Extract the full listing below without altering a single character.

Raw records:
'''

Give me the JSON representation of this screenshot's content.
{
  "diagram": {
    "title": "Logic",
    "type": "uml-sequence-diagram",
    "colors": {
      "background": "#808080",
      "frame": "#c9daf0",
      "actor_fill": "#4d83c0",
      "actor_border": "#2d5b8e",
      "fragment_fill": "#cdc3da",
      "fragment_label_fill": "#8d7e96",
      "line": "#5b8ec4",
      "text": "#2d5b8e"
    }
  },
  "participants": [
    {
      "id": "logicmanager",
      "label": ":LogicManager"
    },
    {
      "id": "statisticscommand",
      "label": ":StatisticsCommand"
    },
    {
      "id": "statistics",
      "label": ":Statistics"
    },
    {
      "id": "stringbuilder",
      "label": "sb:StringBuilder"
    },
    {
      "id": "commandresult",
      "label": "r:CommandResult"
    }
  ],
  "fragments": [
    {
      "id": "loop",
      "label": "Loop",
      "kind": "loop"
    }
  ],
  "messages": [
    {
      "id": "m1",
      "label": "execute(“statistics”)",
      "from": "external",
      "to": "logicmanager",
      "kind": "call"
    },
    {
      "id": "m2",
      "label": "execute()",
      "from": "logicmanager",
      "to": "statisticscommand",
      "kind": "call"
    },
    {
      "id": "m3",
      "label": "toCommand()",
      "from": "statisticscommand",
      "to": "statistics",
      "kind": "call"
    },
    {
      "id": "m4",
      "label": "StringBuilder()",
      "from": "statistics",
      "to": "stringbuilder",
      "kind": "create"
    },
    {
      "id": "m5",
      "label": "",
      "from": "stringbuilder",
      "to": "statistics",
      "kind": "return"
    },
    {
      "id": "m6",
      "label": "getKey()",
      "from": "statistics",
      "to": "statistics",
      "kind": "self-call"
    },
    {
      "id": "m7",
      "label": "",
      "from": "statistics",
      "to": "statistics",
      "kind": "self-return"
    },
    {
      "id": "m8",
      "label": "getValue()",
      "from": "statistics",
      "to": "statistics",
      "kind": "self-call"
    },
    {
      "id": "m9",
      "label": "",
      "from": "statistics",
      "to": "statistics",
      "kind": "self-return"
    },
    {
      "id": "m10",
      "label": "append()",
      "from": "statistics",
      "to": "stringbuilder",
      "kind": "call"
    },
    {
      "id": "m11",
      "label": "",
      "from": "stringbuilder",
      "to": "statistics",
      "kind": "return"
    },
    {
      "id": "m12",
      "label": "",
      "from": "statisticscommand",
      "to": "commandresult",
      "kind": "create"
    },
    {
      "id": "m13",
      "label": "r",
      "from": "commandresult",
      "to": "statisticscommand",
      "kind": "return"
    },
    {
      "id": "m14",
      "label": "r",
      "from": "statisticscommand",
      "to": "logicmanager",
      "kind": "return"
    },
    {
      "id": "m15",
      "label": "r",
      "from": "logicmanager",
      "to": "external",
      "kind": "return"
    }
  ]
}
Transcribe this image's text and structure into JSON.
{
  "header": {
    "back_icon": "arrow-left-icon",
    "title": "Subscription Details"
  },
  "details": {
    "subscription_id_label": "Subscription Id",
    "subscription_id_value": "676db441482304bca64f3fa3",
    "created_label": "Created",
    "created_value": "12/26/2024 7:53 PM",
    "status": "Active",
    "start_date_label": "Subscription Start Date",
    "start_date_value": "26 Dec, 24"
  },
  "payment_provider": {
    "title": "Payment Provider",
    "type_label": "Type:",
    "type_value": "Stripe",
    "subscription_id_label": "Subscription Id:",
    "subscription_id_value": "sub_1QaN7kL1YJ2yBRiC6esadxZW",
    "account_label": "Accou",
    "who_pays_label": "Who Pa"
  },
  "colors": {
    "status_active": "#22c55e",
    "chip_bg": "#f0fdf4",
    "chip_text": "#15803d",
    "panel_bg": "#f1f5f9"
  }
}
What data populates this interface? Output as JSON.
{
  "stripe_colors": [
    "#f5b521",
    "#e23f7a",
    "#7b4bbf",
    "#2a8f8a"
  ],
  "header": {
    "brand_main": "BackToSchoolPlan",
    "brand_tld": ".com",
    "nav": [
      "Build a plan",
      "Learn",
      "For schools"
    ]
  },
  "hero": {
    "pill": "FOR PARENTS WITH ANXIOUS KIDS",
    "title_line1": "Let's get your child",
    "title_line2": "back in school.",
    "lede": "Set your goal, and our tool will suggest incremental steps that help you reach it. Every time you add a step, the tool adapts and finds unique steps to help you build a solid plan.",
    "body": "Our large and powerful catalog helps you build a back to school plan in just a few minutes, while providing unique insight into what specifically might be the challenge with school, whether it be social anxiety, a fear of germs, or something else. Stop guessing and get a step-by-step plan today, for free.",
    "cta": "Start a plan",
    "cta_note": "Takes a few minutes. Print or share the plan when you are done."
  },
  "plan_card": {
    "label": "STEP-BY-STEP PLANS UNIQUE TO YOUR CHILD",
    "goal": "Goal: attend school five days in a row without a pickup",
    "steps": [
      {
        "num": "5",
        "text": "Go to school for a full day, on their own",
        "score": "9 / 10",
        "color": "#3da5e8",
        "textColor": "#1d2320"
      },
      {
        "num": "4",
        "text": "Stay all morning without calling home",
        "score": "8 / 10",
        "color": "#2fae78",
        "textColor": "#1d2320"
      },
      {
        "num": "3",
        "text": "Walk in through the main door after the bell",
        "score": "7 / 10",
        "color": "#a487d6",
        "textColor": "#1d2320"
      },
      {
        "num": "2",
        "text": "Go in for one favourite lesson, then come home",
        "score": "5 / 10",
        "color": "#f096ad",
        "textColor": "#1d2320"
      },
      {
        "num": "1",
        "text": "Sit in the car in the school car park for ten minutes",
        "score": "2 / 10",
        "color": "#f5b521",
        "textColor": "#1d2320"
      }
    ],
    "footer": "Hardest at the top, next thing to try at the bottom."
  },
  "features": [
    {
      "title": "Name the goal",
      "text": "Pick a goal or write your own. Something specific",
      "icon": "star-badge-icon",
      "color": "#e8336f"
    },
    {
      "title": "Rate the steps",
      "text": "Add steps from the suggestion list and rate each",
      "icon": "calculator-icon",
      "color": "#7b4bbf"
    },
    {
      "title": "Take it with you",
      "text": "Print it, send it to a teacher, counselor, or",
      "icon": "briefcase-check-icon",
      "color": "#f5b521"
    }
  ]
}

'''

▸ TASK RESULT
Give me the JSON representation of this screenshot's content.
{
  "diagram": {
    "title": "Logic",
    "type": "uml-sequence-diagram",
    "colors": {
      "background": "#808080",
      "frame": "#c9daf0",
      "actor_fill": "#4d83c0",
      "actor_border": "#2d5b8e",
      "fragment_fill": "#cdc3da",
      "fragment_label_fill": "#8d7e96",
      "line": "#5b8ec4",
      "text": "#2d5b8e"
    }
  },
  "participants": [
    {
      "id": "logicmanager",
      "label": ":LogicManager"
    },
    {
      "id": "statisticscommand",
      "label": ":StatisticsCommand"
    },
    {
      "id": "statistics",
      "label": ":Statistics"
    },
    {
      "id": "stringbuilder",
      "label": "sb:StringBuilder"
    },
    {
      "id": "commandresult",
      "label": "r:CommandResult"
    }
  ],
  "fragments": [
    {
      "id": "loop",
      "label": "Loop",
      "kind": "loop"
    }
  ],
  "messages": [
    {
      "id": "m1",
      "label": "execute(“statistics”)",
      "from": "external",
      "to": "logicmanager",
      "kind": "call"
    },
    {
      "id": "m2",
      "label": "execute()",
      "from": "logicmanager",
      "to": "statisticscommand",
      "kind": "call"
    },
    {
      "id": "m3",
      "label": "toCommand()",
      "from": "statisticscommand",
      "to": "statistics",
      "kind": "call"
    },
    {
      "id": "m4",
      "label": "StringBuilder()",
      "from": "statistics",
      "to": "stringbuilder",
      "kind": "create"
    },
    {
      "id": "m5",
      "label": "",
      "from": "stringbuilder",
      "to": "statistics",
      "kind": "return"
    },
    {
      "id": "m6",
      "label": "getKey()",
      "from": "statistics",
      "to": "statistics",
      "kind": "self-call"
    },
    {
      "id": "m7",
      "label": "",
      "from": "statistics",
      "to": "statistics",
      "kind": "self-return"
    },
    {
      "id": "m8",
      "label": "getValue()",
      "from": "statistics",
      "to": "statistics",
      "kind": "self-call"
    },
    {
      "id": "m9",
      "label": "",
      "from": "statistics",
      "to": "statistics",
      "kind": "self-return"
    },
    {
      "id": "m10",
      "label": "append()",
      "from": "statistics",
      "to": "stringbuilder",
      "kind": "call"
    },
    {
      "id": "m11",
      "label": "",
      "from": "stringbuilder",
      "to": "statistics",
      "kind": "return"
    },
    {
      "id": "m12",
      "label": "",
      "from": "statisticscommand",
      "to": "commandresult",
      "kind": "create"
    },
    {
      "id": "m13",
      "label": "r",
      "from": "commandresult",
      "to": "statisticscommand",
      "kind": "return"
    },
    {
      "id": "m14",
      "label": "r",
      "from": "statisticscommand",
      "to": "logicmanager",
      "kind": "return"
    },
    {
      "id": "m15",
      "label": "r",
      "from": "logicmanager",
      "to": "external",
      "kind": "return"
    }
  ]
}
Transcribe this image's text and structure into JSON.
{
  "header": {
    "back_icon": "arrow-left-icon",
    "title": "Subscription Details"
  },
  "details": {
    "subscription_id_label": "Subscription Id",
    "subscription_id_value": "676db441482304bca64f3fa3",
    "created_label": "Created",
    "created_value": "12/26/2024 7:53 PM",
    "status": "Active",
    "start_date_label": "Subscription Start Date",
    "start_date_value": "26 Dec, 24"
  },
  "payment_provider": {
    "title": "Payment Provider",
    "type_label": "Type:",
    "type_value": "Stripe",
    "subscription_id_label": "Subscription Id:",
    "subscription_id_value": "sub_1QaN7kL1YJ2yBRiC6esadxZW",
    "account_label": "Accou",
    "who_pays_label": "Who Pa"
  },
  "colors": {
    "status_active": "#22c55e",
    "chip_bg": "#f0fdf4",
    "chip_text": "#15803d",
    "panel_bg": "#f1f5f9"
  }
}
What data populates this interface? Output as JSON.
{
  "stripe_colors": [
    "#f5b521",
    "#e23f7a",
    "#7b4bbf",
    "#2a8f8a"
  ],
  "header": {
    "brand_main": "BackToSchoolPlan",
    "brand_tld": ".com",
    "nav": [
      "Build a plan",
      "Learn",
      "For schools"
    ]
  },
  "hero": {
    "pill": "FOR PARENTS WITH ANXIOUS KIDS",
    "title_line1": "Let's get your child",
    "title_line2": "back in school.",
    "lede": "Set your goal, and our tool will suggest incremental steps that help you reach it. Every time you add a step, the tool adapts and finds unique steps to help you build a solid plan.",
    "body": "Our large and powerful catalog helps you build a back to school plan in just a few minutes, while providing unique insight into what specifically might be the challenge with school, whether it be social anxiety, a fear of germs, or something else. Stop guessing and get a step-by-step plan today, for free.",
    "cta": "Start a plan",
    "cta_note": "Takes a few minutes. Print or share the plan when you are done."
  },
  "plan_card": {
    "label": "STEP-BY-STEP PLANS UNIQUE TO YOUR CHILD",
    "goal": "Goal: attend school five days in a row without a pickup",
    "steps": [
      {
        "num": "5",
        "text": "Go to school for a full day, on their own",
        "score": "9 / 10",
        "color": "#3da5e8",
        "textColor": "#1d2320"
      },
      {
        "num": "4",
        "text": "Stay all morning without calling home",
        "score": "8 / 10",
        "color": "#2fae78",
        "textColor": "#1d2320"
      },
      {
        "num": "3",
        "text": "Walk in through the main door after the bell",
        "score": "7 / 10",
        "color": "#a487d6",
        "textColor": "#1d2320"
      },
      {
        "num": "2",
        "text": "Go in for one favourite lesson, then come home",
        "score": "5 / 10",
        "color": "#f096ad",
        "textColor": "#1d2320"
      },
      {
        "num": "1",
        "text": "Sit in the car in the school car park for ten minutes",
        "score": "2 / 10",
        "color": "#f5b521",
        "textColor": "#1d2320"
      }
    ],
    "footer": "Hardest at the top, next thing to try at the bottom."
  },
  "features": [
    {
      "title": "Name the goal",
      "text": "Pick a goal or write your own. Something specific",
      "icon": "star-badge-icon",
      "color": "#e8336f"
    },
    {
      "title": "Rate the steps",
      "text": "Add steps from the suggestion list and rate each",
      "icon": "calculator-icon",
      "color": "#7b4bbf"
    },
    {
      "title": "Take it with you",
      "text": "Print it, send it to a teacher, counselor, or",
      "icon": "briefcase-check-icon",
      "color": "#f5b521"
    }
  ]
}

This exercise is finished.